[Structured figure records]
○ ○ ○ ○ ○ ○ ○
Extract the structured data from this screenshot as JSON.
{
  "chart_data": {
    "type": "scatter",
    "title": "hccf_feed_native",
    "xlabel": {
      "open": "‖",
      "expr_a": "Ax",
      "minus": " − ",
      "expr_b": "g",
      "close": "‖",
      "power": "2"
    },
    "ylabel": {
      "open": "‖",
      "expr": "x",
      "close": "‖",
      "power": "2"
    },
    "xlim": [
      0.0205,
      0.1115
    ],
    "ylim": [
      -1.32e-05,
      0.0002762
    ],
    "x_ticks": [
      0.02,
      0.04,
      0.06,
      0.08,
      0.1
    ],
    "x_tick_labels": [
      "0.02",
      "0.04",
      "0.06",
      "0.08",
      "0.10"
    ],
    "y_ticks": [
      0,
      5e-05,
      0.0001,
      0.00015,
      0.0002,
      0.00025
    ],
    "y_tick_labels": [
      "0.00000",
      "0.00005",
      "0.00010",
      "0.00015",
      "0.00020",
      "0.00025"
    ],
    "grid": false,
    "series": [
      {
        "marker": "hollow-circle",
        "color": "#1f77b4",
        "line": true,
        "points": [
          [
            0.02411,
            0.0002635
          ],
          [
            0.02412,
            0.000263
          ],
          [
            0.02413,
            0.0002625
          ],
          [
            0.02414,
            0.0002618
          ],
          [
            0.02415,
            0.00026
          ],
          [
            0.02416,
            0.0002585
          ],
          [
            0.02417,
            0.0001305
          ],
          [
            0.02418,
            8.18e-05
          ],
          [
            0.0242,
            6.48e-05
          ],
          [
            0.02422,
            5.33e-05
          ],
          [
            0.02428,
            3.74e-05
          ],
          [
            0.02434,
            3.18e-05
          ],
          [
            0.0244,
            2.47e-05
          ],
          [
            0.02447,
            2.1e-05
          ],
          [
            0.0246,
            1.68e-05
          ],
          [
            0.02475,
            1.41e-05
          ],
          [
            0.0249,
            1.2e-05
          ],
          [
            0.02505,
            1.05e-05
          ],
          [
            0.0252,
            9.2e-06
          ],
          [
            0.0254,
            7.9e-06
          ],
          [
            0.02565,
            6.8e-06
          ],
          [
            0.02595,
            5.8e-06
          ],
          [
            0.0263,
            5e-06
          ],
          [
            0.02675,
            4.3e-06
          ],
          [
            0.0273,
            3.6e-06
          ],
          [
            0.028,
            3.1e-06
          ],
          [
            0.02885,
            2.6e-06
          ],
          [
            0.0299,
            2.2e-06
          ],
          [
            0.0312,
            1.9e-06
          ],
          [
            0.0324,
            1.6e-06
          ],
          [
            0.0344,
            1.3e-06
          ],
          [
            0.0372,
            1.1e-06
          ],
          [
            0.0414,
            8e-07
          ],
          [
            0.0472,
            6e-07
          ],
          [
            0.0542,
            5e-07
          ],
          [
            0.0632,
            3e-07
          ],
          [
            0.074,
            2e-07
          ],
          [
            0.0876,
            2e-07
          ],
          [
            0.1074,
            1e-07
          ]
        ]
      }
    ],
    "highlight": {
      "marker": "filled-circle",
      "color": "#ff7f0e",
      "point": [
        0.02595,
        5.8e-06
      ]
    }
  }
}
○ ○ ○ ○ ○ ○ ○
→ EXERCISE REQUIREMENTS:
Using the listing above, retype each line exactly.

→ FULL ANSWER:
Extract the structured data from this screenshot as JSON.
{
  "chart_data": {
    "type": "scatter",
    "title": "hccf_feed_native",
    "xlabel": {
      "open": "‖",
      "expr_a": "Ax",
      "minus": " − ",
      "expr_b": "g",
      "close": "‖",
      "power": "2"
    },
    "ylabel": {
      "open": "‖",
      "expr": "x",
      "close": "‖",
      "power": "2"
    },
    "xlim": [
      0.0205,
      0.1115
    ],
    "ylim": [
      -1.32e-05,
      0.0002762
    ],
    "x_ticks": [
      0.02,
      0.04,
      0.06,
      0.08,
      0.1
    ],
    "x_tick_labels": [
      "0.02",
      "0.04",
      "0.06",
      "0.08",
      "0.10"
    ],
    "y_ticks": [
      0,
      5e-05,
      0.0001,
      0.00015,
      0.0002,
      0.00025
    ],
    "y_tick_labels": [
      "0.00000",
      "0.00005",
      "0.00010",
      "0.00015",
      "0.00020",
      "0.00025"
    ],
    "grid": false,
    "series": [
      {
        "marker": "hollow-circle",
        "color": "#1f77b4",
        "line": true,
        "points": [
          [
            0.02411,
            0.0002635
          ],
          [
            0.02412,
            0.000263
          ],
          [
            0.02413,
            0.0002625
          ],
          [
            0.02414,
            0.0002618
          ],
          [
            0.02415,
            0.00026
          ],
          [
            0.02416,
            0.0002585
          ],
          [
            0.02417,
            0.0001305
          ],
          [
            0.02418,
            8.18e-05
          ],
          [
            0.0242,
            6.48e-05
          ],
          [
            0.02422,
            5.33e-05
          ],
          [
            0.02428,
            3.74e-05
          ],
          [
            0.02434,
            3.18e-05
          ],
          [
            0.0244,
            2.47e-05
          ],
          [
            0.02447,
            2.1e-05
          ],
          [
            0.0246,
            1.68e-05
          ],
          [
            0.02475,
            1.41e-05
          ],
          [
            0.0249,
            1.2e-05
          ],
          [
            0.02505,
            1.05e-05
          ],
          [
            0.0252,
            9.2e-06
          ],
          [
            0.0254,
            7.9e-06
          ],
          [
            0.02565,
            6.8e-06
          ],
          [
            0.02595,
            5.8e-06
          ],
          [
            0.0263,
            5e-06
          ],
          [
            0.02675,
            4.3e-06
          ],
          [
            0.0273,
            3.6e-06
          ],
          [
            0.028,
            3.1e-06
          ],
          [
            0.02885,
            2.6e-06
          ],
          [
            0.0299,
            2.2e-06
          ],
          [
            0.0312,
            1.9e-06
          ],
          [
            0.0324,
            1.6e-06
          ],
          [
            0.0344,
            1.3e-06
          ],
          [
            0.0372,
            1.1e-06
          ],
          [
            0.0414,
            8e-07
          ],
          [
            0.0472,
            6e-07
          ],
          [
            0.0542,
            5e-07
          ],
          [
            0.0632,
            3e-07
          ],
          [
            0.074,
            2e-07
          ],
          [
            0.0876,
            2e-07
          ],
          [
            0.1074,
            1e-07
          ]
        ]
      }
    ],
    "highlight": {
      "marker": "filled-circle",
      "color": "#ff7f0e",
      "point": [
        0.02595,
        5.8e-06
      ]
    }
  }
}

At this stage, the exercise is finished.